◆ **Exercise requirements**
The exercise asks you to copy every line below in which "costa" appears.

◆ **Recorded information**
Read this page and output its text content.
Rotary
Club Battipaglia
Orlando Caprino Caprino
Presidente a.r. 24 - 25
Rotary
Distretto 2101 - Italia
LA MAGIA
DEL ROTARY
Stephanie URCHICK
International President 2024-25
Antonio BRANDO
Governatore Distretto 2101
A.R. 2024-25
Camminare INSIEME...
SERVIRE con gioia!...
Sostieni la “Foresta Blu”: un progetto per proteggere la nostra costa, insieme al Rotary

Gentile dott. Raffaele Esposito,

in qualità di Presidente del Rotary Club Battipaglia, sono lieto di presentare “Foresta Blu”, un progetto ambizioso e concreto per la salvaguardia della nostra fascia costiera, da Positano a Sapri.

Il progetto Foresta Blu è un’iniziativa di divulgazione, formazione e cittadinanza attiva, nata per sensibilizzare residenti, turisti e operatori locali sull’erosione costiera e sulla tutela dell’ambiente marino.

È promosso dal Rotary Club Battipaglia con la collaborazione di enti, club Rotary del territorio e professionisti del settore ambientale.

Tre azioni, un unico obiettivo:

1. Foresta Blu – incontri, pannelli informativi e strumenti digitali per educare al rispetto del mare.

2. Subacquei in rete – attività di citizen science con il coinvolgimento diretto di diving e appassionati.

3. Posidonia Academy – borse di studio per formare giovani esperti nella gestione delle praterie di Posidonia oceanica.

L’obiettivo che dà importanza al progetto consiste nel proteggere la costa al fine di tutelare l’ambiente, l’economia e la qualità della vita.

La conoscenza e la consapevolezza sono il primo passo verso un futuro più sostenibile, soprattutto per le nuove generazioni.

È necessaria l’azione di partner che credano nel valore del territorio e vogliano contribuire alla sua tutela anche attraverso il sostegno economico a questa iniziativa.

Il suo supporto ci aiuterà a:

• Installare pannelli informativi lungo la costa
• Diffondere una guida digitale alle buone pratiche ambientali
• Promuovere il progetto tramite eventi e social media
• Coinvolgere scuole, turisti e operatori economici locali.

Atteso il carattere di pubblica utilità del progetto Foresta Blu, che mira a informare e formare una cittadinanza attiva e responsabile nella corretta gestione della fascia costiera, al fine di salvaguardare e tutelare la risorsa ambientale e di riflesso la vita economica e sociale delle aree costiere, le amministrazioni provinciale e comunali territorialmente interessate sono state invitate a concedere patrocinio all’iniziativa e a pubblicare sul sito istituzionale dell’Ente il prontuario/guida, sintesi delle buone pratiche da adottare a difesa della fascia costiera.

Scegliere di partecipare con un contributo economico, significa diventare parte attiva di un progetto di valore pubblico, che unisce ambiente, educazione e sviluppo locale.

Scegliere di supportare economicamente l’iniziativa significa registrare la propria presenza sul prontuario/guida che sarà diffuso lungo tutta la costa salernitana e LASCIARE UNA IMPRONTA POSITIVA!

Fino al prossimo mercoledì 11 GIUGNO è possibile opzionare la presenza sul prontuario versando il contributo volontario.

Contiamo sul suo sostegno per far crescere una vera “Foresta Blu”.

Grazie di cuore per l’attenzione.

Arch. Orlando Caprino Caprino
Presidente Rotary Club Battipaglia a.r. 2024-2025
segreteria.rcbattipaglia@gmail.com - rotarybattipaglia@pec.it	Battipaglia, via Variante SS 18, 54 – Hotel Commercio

==

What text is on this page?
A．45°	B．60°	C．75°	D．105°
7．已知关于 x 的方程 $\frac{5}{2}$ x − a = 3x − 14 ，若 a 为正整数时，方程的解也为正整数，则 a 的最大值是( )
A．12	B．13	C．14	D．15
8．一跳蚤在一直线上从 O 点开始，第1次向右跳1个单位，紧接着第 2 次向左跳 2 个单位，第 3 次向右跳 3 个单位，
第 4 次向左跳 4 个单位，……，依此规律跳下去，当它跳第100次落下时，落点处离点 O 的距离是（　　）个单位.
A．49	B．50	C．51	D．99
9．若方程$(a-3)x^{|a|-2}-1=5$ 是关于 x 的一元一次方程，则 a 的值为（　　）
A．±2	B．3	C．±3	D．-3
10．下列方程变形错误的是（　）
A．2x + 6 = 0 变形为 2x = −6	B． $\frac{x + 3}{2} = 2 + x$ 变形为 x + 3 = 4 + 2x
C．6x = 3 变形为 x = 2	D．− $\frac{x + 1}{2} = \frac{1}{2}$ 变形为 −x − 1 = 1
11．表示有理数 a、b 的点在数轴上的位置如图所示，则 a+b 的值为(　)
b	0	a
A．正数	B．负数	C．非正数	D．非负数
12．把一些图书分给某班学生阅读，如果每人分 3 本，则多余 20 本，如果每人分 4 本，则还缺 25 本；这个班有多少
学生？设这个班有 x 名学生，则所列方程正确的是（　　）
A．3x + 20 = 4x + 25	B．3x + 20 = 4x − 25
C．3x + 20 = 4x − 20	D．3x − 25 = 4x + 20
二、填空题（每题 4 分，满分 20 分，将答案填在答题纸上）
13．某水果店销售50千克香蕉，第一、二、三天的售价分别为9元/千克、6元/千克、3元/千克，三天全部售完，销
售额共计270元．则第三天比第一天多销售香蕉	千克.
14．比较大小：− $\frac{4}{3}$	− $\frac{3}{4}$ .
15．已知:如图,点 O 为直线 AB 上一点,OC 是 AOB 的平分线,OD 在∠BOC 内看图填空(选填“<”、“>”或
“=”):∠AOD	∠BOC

◆ **Solution to the problem**
Sostieni la “Foresta Blu”: un progetto per proteggere la nostra costa, insieme al Rotary
L’obiettivo che dà importanza al progetto consiste nel proteggere la costa al fine di tutelare l’ambiente, l’economia e la qualità della vita.
• Installare pannelli informativi lungo la costa
Scegliere di supportare economicamente l’iniziativa significa registrare la propria presenza sul prontuario/guida che sarà diffuso lungo tutta la costa salernitana e LASCIARE UNA IMPRONTA POSITIVA!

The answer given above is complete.